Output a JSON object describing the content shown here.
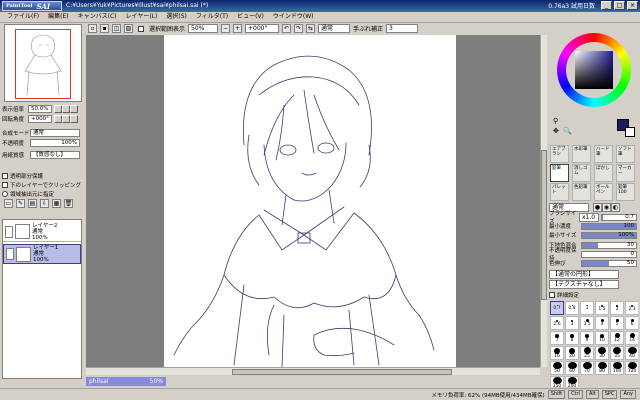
{
  "window": {
    "app_logo": "SAI",
    "app_logo_sub": "PaintTool",
    "title": "C:¥Users¥Yuk¥Pictures¥Illust¥sai¥philsai.sai (*)",
    "version": "0.76a3 試用日数",
    "min": "_",
    "max": "□",
    "close": "×"
  },
  "menu": [
    "ファイル(F)",
    "編集(E)",
    "キャンバス(C)",
    "レイヤー(L)",
    "選択(S)",
    "フィルタ(T)",
    "ビュー(V)",
    "ウインドウ(W)"
  ],
  "navigator": {
    "zoom_label": "表示倍率",
    "zoom_value": "50.0%",
    "angle_label": "回転角度",
    "angle_value": "+000°"
  },
  "layer_props": {
    "blend_label": "合成モード",
    "blend_value": "通常",
    "opacity_label": "不透明度",
    "opacity_value": "100%",
    "paper_label": "用紙質感",
    "paper_value": "【質感なし】",
    "check_transparency": "透明部分保護",
    "check_lower_clip": "下のレイヤーでクリッピング",
    "check_selection_source": "領域抽出元に指定"
  },
  "layers": [
    {
      "name": "レイヤー2",
      "mode": "通常",
      "opacity": "100%",
      "selected": false
    },
    {
      "name": "レイヤー1",
      "mode": "通常",
      "opacity": "100%",
      "selected": true
    }
  ],
  "canvas_toolbar": {
    "antialias_label": "選択範囲表示",
    "zoom": "50%",
    "angle": "+000°",
    "mode": "通常",
    "stabilizer_label": "手ぶれ補正",
    "stabilizer_value": "3"
  },
  "doc_tab": {
    "name": "philsai",
    "zoom": "50%"
  },
  "status": {
    "memory": "メモリ負荷率: 62% (94MB使用/434MB確保)",
    "ind1": "Shift",
    "ind2": "Ctrl",
    "ind3": "Alt",
    "ind4": "SPC",
    "ind5": "Any"
  },
  "colors": {
    "current": "#1b1860",
    "secondary": "#ffffff",
    "wheel_center": "#202070",
    "accent": "#7b86c4"
  },
  "tools": [
    {
      "label": "エアブラシ",
      "active": true
    },
    {
      "label": "水彩筆",
      "active": false
    },
    {
      "label": "ハード筆",
      "active": false
    },
    {
      "label": "ソフト筆",
      "active": false
    },
    {
      "label": "鉛筆",
      "active": false
    },
    {
      "label": "消しゴム",
      "active": false
    },
    {
      "label": "ぼかし",
      "active": false
    },
    {
      "label": "マーカー",
      "active": false
    },
    {
      "label": "パレット",
      "active": false
    },
    {
      "label": "色鉛筆",
      "active": false
    },
    {
      "label": "ボールペン",
      "active": false
    },
    {
      "label": "鉛筆100",
      "active": false
    }
  ],
  "brush": {
    "mode": "通常",
    "size_label": "ブラシサイズ",
    "size_mult": "x1.0",
    "size_value": "0.7",
    "density_label": "最小濃度",
    "density_value": "100",
    "min_size_label": "最小サイズ",
    "min_size_value": "100%",
    "blend_label": "下地色混合",
    "blend_value": "30",
    "keep_label": "不透明度保持",
    "keep_value": "0",
    "extend_label": "色伸び",
    "extend_value": "50",
    "shape_label": "【通常の円形】",
    "texture_label": "【テクスチャなし】",
    "detail_label": "詳細設定"
  },
  "brush_sizes": [
    "0.7",
    "0.8",
    "1",
    "1.5",
    "2",
    "2.3",
    "2.6",
    "3",
    "3.5",
    "4",
    "5",
    "6",
    "7",
    "8",
    "9",
    "10",
    "12",
    "14",
    "16",
    "20",
    "25",
    "30",
    "35",
    "40",
    "50",
    "60",
    "70",
    "80",
    "100",
    "120",
    "150",
    "200"
  ]
}
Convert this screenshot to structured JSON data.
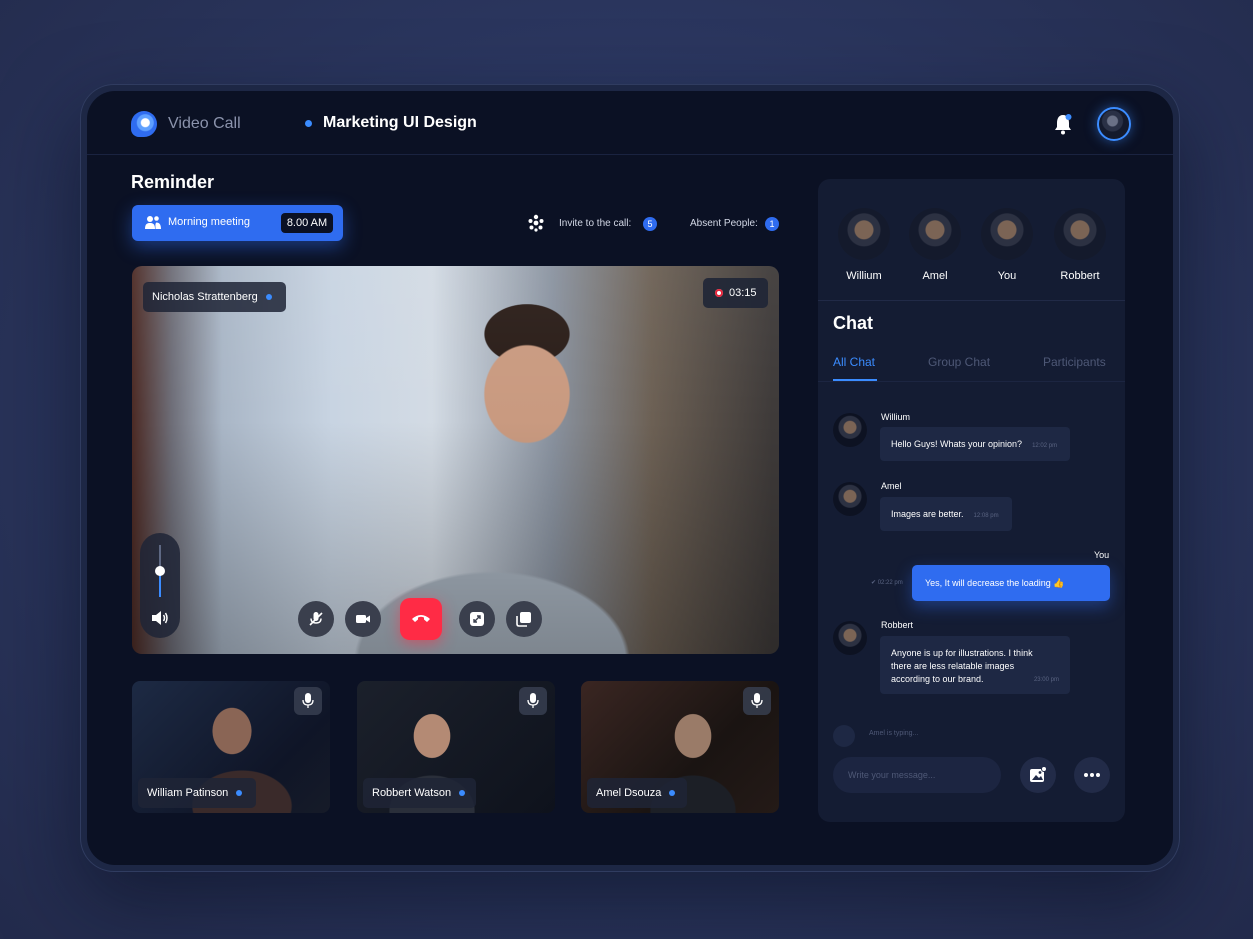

• Task details:
Go through the listing above and quote it exactly, apart from its images.

• Right answer:
Output a JSON object describing the content shown here.
{
  "window": {
    "app_logo": "SAI",
    "app_logo_sub": "PaintTool",
    "title": "C:¥Users¥Yuk¥Pictures¥Illust¥sai¥philsai.sai (*)",
    "version": "0.76a3 試用日数",
    "min": "_",
    "max": "□",
    "close": "×"
  },
  "menu": [
    "ファイル(F)",
    "編集(E)",
    "キャンバス(C)",
    "レイヤー(L)",
    "選択(S)",
    "フィルタ(T)",
    "ビュー(V)",
    "ウインドウ(W)"
  ],
  "navigator": {
    "zoom_label": "表示倍率",
    "zoom_value": "50.0%",
    "angle_label": "回転角度",
    "angle_value": "+000°"
  },
  "layer_props": {
    "blend_label": "合成モード",
    "blend_value": "通常",
    "opacity_label": "不透明度",
    "opacity_value": "100%",
    "paper_label": "用紙質感",
    "paper_value": "【質感なし】",
    "check_transparency": "透明部分保護",
    "check_lower_clip": "下のレイヤーでクリッピング",
    "check_selection_source": "領域抽出元に指定"
  },
  "layers": [
    {
      "name": "レイヤー2",
      "mode": "通常",
      "opacity": "100%",
      "selected": false
    },
    {
      "name": "レイヤー1",
      "mode": "通常",
      "opacity": "100%",
      "selected": true
    }
  ],
  "canvas_toolbar": {
    "antialias_label": "選択範囲表示",
    "zoom": "50%",
    "angle": "+000°",
    "mode": "通常",
    "stabilizer_label": "手ぶれ補正",
    "stabilizer_value": "3"
  },
  "doc_tab": {
    "name": "philsai",
    "zoom": "50%"
  },
  "status": {
    "memory": "メモリ負荷率: 62% (94MB使用/434MB確保)",
    "ind1": "Shift",
    "ind2": "Ctrl",
    "ind3": "Alt",
    "ind4": "SPC",
    "ind5": "Any"
  },
  "colors": {
    "current": "#1b1860",
    "secondary": "#ffffff",
    "wheel_center": "#202070",
    "accent": "#7b86c4"
  },
  "tools": [
    {
      "label": "エアブラシ",
      "active": true
    },
    {
      "label": "水彩筆",
      "active": false
    },
    {
      "label": "ハード筆",
      "active": false
    },
    {
      "label": "ソフト筆",
      "active": false
    },
    {
      "label": "鉛筆",
      "active": false
    },
    {
      "label": "消しゴム",
      "active": false
    },
    {
      "label": "ぼかし",
      "active": false
    },
    {
      "label": "マーカー",
      "active": false
    },
    {
      "label": "パレット",
      "active": false
    },
    {
      "label": "色鉛筆",
      "active": false
    },
    {
      "label": "ボールペン",
      "active": false
    },
    {
      "label": "鉛筆100",
      "active": false
    }
  ],
  "brush": {
    "mode": "通常",
    "size_label": "ブラシサイズ",
    "size_mult": "x1.0",
    "size_value": "0.7",
    "density_label": "最小濃度",
    "density_value": "100",
    "min_size_label": "最小サイズ",
    "min_size_value": "100%",
    "blend_label": "下地色混合",
    "blend_value": "30",
    "keep_label": "不透明度保持",
    "keep_value": "0",
    "extend_label": "色伸び",
    "extend_value": "50",
    "shape_label": "【通常の円形】",
    "texture_label": "【テクスチャなし】",
    "detail_label": "詳細設定"
  },
  "brush_sizes": [
    "0.7",
    "0.8",
    "1",
    "1.5",
    "2",
    "2.3",
    "2.6",
    "3",
    "3.5",
    "4",
    "5",
    "6",
    "7",
    "8",
    "9",
    "10",
    "12",
    "14",
    "16",
    "20",
    "25",
    "30",
    "35",
    "40",
    "50",
    "60",
    "70",
    "80",
    "100",
    "120",
    "150",
    "200"
  ]
}
Convert this screenshot to structured JSON data.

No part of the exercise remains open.